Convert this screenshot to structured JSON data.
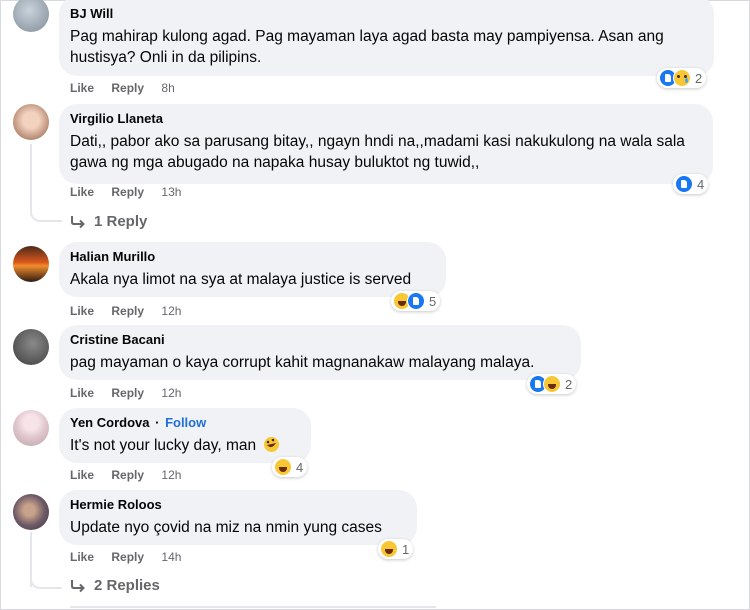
{
  "comments": [
    {
      "author": "BJ Will",
      "text": "Pag mahirap kulong agad. Pag mayaman laya agad basta may pampiyensa. Asan ang hustisya? Onli in da pilipins.",
      "like_label": "Like",
      "reply_label": "Reply",
      "time": "8h",
      "reactions": [
        "like",
        "sad"
      ],
      "reaction_count": "2"
    },
    {
      "author": "Virgilio Llaneta",
      "text": "Dati,, pabor ako sa parusang bitay,, ngayn hndi na,,madami kasi nakukulong na wala sala gawa ng mga abugado na napaka husay buluktot ng tuwid,,",
      "like_label": "Like",
      "reply_label": "Reply",
      "time": "13h",
      "reactions": [
        "like"
      ],
      "reaction_count": "4",
      "replies_label": "1 Reply"
    },
    {
      "author": "Halian Murillo",
      "text": "Akala nya limot na sya at malaya justice is served",
      "like_label": "Like",
      "reply_label": "Reply",
      "time": "12h",
      "reactions": [
        "haha",
        "like"
      ],
      "reaction_count": "5"
    },
    {
      "author": "Cristine Bacani",
      "text": "pag mayaman o kaya corrupt kahit magnanakaw malayang malaya.",
      "like_label": "Like",
      "reply_label": "Reply",
      "time": "12h",
      "reactions": [
        "like",
        "haha"
      ],
      "reaction_count": "2"
    },
    {
      "author": "Yen Cordova",
      "follow_label": "Follow",
      "text": "It's not your lucky day, man",
      "like_label": "Like",
      "reply_label": "Reply",
      "time": "12h",
      "reactions": [
        "haha"
      ],
      "reaction_count": "4"
    },
    {
      "author": "Hermie Roloos",
      "text": "Update nyo çovid na miz na nmin yung cases",
      "like_label": "Like",
      "reply_label": "Reply",
      "time": "14h",
      "reactions": [
        "haha"
      ],
      "reaction_count": "1",
      "replies_label": "2 Replies"
    }
  ],
  "colors": {
    "bubble": "#f0f2f5",
    "link": "#216fdb",
    "meta": "#65676b",
    "like": "#1877f2",
    "haha": "#f7c735"
  },
  "icons": {
    "like": "like-reaction-icon",
    "haha": "haha-reaction-icon",
    "sad": "sad-reaction-icon",
    "reply": "reply-arrow-icon",
    "laugh_emoji": "rolling-laughing-emoji-icon"
  }
}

—————

◆ PROBLEM TO SOLVE:
Reproduce every entry word for word, but omit the pictures.

◆ EXPECTED ANSWER:
Convert this screenshot to structured JSON data.
{
  "comments": [
    {
      "author": "BJ Will",
      "text": "Pag mahirap kulong agad. Pag mayaman laya agad basta may pampiyensa. Asan ang hustisya? Onli in da pilipins.",
      "like_label": "Like",
      "reply_label": "Reply",
      "time": "8h",
      "reactions": [
        "like",
        "sad"
      ],
      "reaction_count": "2"
    },
    {
      "author": "Virgilio Llaneta",
      "text": "Dati,, pabor ako sa parusang bitay,, ngayn hndi na,,madami kasi nakukulong na wala sala gawa ng mga abugado na napaka husay buluktot ng tuwid,,",
      "like_label": "Like",
      "reply_label": "Reply",
      "time": "13h",
      "reactions": [
        "like"
      ],
      "reaction_count": "4",
      "replies_label": "1 Reply"
    },
    {
      "author": "Halian Murillo",
      "text": "Akala nya limot na sya at malaya justice is served",
      "like_label": "Like",
      "reply_label": "Reply",
      "time": "12h",
      "reactions": [
        "haha",
        "like"
      ],
      "reaction_count": "5"
    },
    {
      "author": "Cristine Bacani",
      "text": "pag mayaman o kaya corrupt kahit magnanakaw malayang malaya.",
      "like_label": "Like",
      "reply_label": "Reply",
      "time": "12h",
      "reactions": [
        "like",
        "haha"
      ],
      "reaction_count": "2"
    },
    {
      "author": "Yen Cordova",
      "follow_label": "Follow",
      "text": "It's not your lucky day, man",
      "like_label": "Like",
      "reply_label": "Reply",
      "time": "12h",
      "reactions": [
        "haha"
      ],
      "reaction_count": "4"
    },
    {
      "author": "Hermie Roloos",
      "text": "Update nyo çovid na miz na nmin yung cases",
      "like_label": "Like",
      "reply_label": "Reply",
      "time": "14h",
      "reactions": [
        "haha"
      ],
      "reaction_count": "1",
      "replies_label": "2 Replies"
    }
  ],
  "colors": {
    "bubble": "#f0f2f5",
    "link": "#216fdb",
    "meta": "#65676b",
    "like": "#1877f2",
    "haha": "#f7c735"
  },
  "icons": {
    "like": "like-reaction-icon",
    "haha": "haha-reaction-icon",
    "sad": "sad-reaction-icon",
    "reply": "reply-arrow-icon",
    "laugh_emoji": "rolling-laughing-emoji-icon"
  }
}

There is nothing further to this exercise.